- _GOAL OF THE EXERCISE_: State the number of lines that include the string "grid", and write nothing else.

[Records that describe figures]
:::::

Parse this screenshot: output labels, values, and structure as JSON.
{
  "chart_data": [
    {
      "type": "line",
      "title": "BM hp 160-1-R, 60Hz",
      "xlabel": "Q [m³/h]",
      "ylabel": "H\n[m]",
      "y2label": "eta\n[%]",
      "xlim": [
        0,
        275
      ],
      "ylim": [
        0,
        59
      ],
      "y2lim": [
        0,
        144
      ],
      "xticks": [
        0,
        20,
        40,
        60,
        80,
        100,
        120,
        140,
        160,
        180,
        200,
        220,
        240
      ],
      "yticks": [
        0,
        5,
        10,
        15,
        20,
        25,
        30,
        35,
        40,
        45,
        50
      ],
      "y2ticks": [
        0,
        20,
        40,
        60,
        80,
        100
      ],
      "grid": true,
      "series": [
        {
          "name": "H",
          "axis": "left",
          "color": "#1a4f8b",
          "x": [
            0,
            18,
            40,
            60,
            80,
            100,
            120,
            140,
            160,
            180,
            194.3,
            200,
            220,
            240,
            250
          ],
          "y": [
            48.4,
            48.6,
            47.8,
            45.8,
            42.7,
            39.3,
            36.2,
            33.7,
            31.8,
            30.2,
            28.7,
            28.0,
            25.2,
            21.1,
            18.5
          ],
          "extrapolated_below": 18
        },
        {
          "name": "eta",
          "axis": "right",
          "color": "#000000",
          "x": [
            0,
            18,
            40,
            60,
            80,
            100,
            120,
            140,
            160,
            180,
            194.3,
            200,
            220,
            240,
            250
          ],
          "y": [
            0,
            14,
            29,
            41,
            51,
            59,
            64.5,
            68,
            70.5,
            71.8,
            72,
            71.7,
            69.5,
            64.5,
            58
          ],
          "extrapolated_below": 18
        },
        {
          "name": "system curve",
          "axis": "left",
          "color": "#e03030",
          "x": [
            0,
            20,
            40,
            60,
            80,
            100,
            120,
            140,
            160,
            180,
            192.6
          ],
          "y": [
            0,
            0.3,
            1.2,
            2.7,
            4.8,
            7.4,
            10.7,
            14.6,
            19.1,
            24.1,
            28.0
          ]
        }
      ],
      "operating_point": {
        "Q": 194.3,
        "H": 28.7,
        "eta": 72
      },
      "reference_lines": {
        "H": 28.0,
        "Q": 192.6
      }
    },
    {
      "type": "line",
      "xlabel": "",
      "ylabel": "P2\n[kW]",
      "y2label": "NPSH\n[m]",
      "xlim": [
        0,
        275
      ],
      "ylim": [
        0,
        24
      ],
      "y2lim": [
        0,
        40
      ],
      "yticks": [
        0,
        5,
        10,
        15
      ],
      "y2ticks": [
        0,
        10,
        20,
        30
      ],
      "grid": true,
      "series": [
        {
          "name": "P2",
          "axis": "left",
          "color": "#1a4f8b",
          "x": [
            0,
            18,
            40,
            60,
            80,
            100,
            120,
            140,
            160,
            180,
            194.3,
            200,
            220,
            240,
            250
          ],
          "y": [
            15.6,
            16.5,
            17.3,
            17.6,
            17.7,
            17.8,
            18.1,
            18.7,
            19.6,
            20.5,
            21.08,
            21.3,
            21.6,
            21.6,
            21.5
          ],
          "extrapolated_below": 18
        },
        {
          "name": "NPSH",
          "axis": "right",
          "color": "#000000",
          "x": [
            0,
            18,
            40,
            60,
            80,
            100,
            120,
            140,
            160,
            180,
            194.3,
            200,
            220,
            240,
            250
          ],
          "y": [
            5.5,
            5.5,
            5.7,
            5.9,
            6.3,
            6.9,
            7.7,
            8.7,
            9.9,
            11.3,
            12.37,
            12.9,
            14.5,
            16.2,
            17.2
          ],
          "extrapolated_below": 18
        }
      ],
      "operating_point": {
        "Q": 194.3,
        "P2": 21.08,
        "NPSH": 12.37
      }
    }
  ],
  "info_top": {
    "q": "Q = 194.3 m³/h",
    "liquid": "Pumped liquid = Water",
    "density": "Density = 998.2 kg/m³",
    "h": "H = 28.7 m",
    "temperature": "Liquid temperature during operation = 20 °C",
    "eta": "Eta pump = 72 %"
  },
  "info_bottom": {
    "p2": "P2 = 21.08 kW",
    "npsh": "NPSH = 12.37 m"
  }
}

:::::

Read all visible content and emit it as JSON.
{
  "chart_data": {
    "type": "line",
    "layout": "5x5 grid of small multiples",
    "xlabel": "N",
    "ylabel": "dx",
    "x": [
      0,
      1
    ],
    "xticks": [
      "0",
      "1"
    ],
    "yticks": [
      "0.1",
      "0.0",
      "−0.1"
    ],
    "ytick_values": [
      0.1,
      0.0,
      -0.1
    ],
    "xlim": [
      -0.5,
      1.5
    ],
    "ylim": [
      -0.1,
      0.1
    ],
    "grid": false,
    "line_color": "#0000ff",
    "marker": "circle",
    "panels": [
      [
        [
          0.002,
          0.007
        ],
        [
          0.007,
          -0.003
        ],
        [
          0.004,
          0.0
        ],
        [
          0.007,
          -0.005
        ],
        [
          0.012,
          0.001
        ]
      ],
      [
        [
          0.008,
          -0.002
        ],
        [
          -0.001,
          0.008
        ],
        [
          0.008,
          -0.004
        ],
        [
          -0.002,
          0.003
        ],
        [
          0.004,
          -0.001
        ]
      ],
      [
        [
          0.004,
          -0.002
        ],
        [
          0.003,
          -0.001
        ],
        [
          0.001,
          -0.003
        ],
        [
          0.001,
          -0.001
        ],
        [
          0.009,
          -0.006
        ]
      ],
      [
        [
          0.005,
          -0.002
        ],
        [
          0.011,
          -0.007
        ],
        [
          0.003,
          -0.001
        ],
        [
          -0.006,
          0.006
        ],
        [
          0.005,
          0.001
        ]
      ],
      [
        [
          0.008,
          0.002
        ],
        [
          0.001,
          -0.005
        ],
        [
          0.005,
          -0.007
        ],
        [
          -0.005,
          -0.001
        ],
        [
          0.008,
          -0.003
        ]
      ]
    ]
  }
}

:::::

- _WRITTEN RESPONSE_: 4